* What this task involves: Write out every entry exactly as given, but omit the pictures.

Records
───
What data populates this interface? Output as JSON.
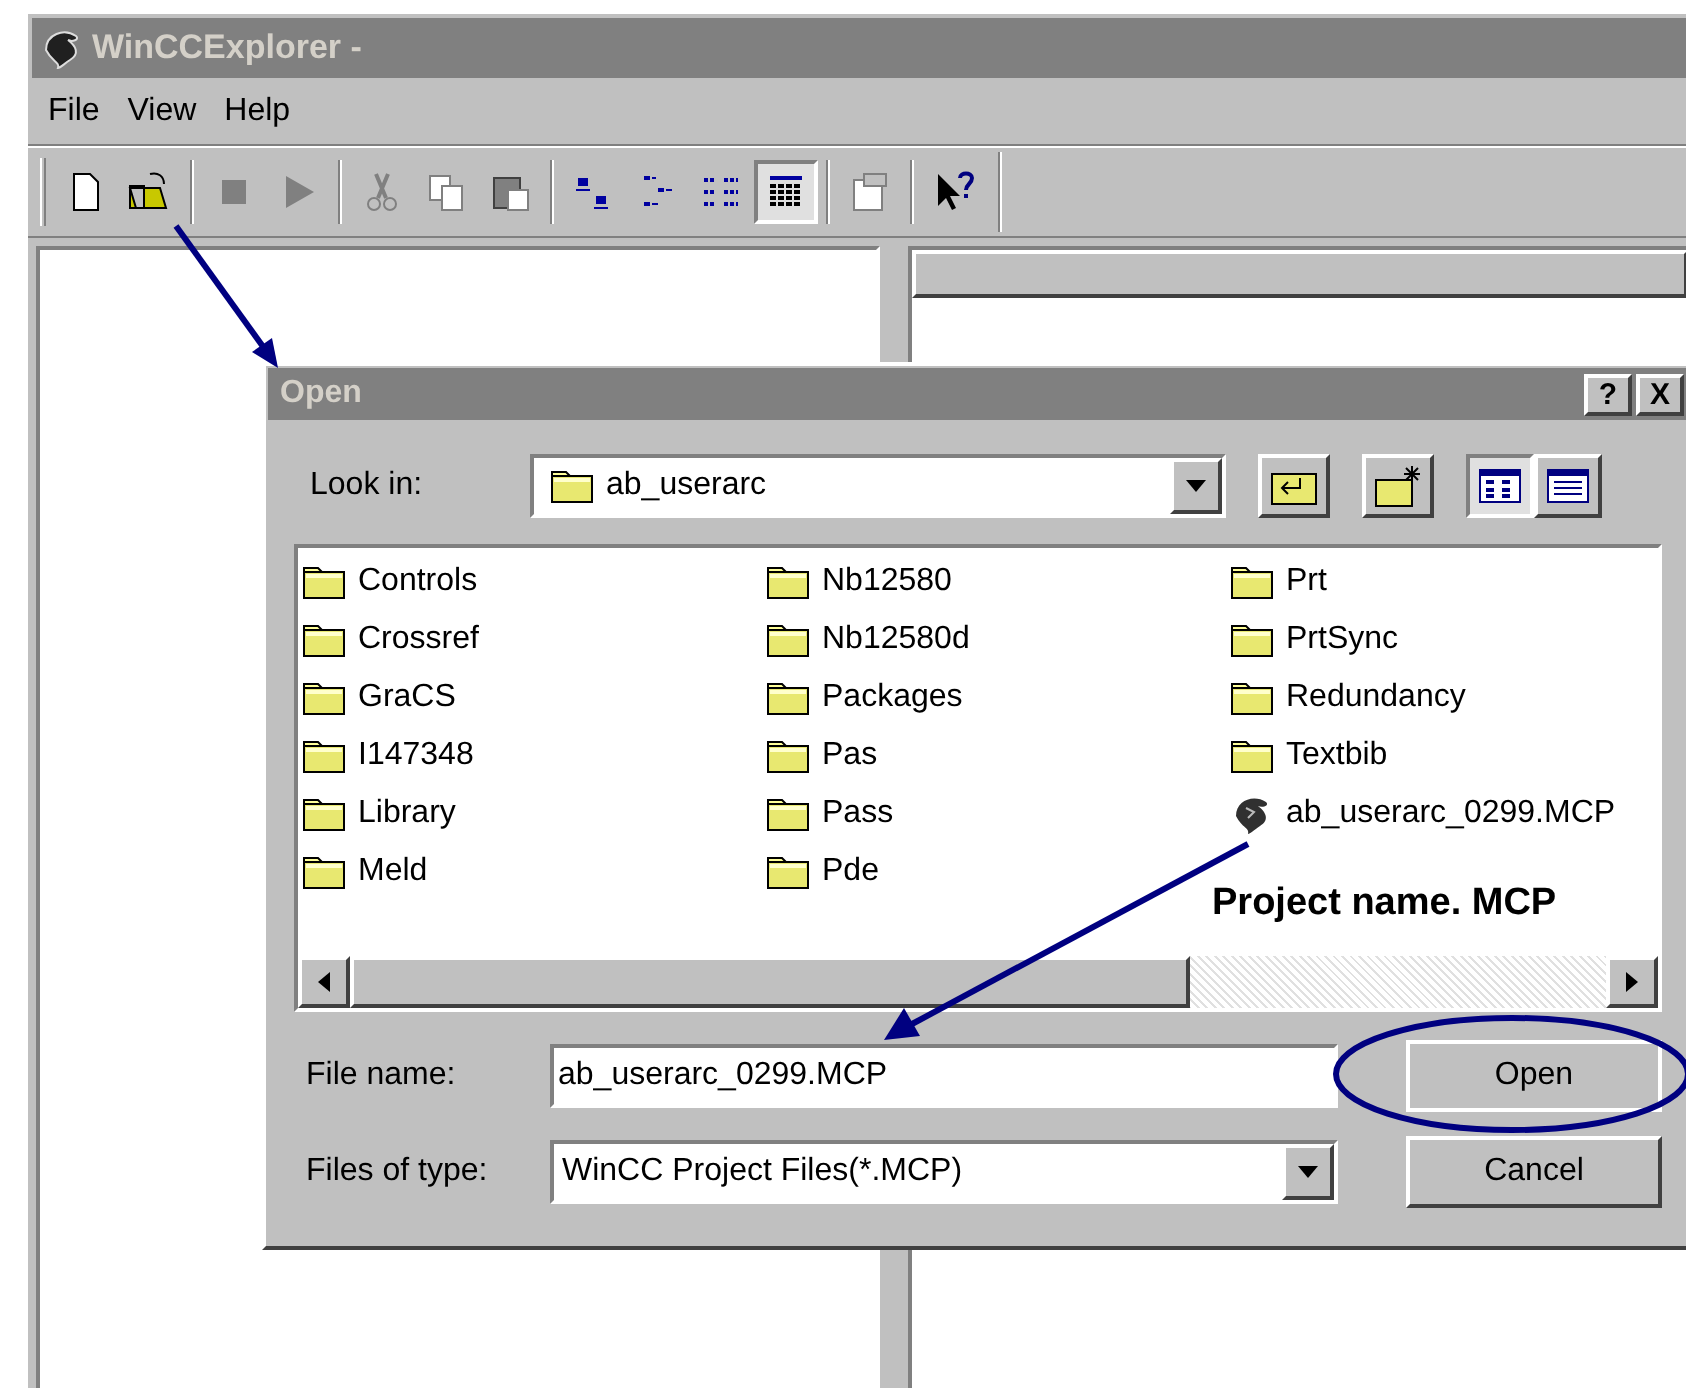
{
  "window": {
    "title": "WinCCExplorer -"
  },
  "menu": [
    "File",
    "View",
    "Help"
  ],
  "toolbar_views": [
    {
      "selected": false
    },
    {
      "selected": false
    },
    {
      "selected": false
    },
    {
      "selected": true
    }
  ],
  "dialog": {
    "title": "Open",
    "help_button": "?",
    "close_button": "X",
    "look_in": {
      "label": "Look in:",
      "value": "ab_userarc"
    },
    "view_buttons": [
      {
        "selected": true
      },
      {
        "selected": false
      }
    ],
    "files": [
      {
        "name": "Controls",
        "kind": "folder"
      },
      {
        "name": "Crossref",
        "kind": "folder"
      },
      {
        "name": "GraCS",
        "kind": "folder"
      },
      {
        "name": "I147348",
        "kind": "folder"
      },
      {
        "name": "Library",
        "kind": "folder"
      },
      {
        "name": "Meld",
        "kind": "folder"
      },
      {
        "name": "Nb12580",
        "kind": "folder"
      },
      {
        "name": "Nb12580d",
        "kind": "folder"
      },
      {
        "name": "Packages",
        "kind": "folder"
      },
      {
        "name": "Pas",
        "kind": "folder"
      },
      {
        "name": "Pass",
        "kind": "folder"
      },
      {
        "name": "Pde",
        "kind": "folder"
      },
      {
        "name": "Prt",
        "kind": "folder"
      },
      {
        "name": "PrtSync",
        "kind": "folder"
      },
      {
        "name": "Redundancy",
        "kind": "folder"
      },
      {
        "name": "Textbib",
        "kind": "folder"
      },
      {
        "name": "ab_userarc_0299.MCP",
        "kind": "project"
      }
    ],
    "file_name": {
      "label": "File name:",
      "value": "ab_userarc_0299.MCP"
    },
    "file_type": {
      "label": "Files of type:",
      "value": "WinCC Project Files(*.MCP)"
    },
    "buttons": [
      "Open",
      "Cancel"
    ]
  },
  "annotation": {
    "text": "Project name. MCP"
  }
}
───
* Response:
What data populates this interface? Output as JSON.
{
  "window": {
    "title": "WinCCExplorer -"
  },
  "menu": [
    "File",
    "View",
    "Help"
  ],
  "toolbar_views": [
    {
      "selected": false
    },
    {
      "selected": false
    },
    {
      "selected": false
    },
    {
      "selected": true
    }
  ],
  "dialog": {
    "title": "Open",
    "help_button": "?",
    "close_button": "X",
    "look_in": {
      "label": "Look in:",
      "value": "ab_userarc"
    },
    "view_buttons": [
      {
        "selected": true
      },
      {
        "selected": false
      }
    ],
    "files": [
      {
        "name": "Controls",
        "kind": "folder"
      },
      {
        "name": "Crossref",
        "kind": "folder"
      },
      {
        "name": "GraCS",
        "kind": "folder"
      },
      {
        "name": "I147348",
        "kind": "folder"
      },
      {
        "name": "Library",
        "kind": "folder"
      },
      {
        "name": "Meld",
        "kind": "folder"
      },
      {
        "name": "Nb12580",
        "kind": "folder"
      },
      {
        "name": "Nb12580d",
        "kind": "folder"
      },
      {
        "name": "Packages",
        "kind": "folder"
      },
      {
        "name": "Pas",
        "kind": "folder"
      },
      {
        "name": "Pass",
        "kind": "folder"
      },
      {
        "name": "Pde",
        "kind": "folder"
      },
      {
        "name": "Prt",
        "kind": "folder"
      },
      {
        "name": "PrtSync",
        "kind": "folder"
      },
      {
        "name": "Redundancy",
        "kind": "folder"
      },
      {
        "name": "Textbib",
        "kind": "folder"
      },
      {
        "name": "ab_userarc_0299.MCP",
        "kind": "project"
      }
    ],
    "file_name": {
      "label": "File name:",
      "value": "ab_userarc_0299.MCP"
    },
    "file_type": {
      "label": "Files of type:",
      "value": "WinCC Project Files(*.MCP)"
    },
    "buttons": [
      "Open",
      "Cancel"
    ]
  },
  "annotation": {
    "text": "Project name. MCP"
  }
}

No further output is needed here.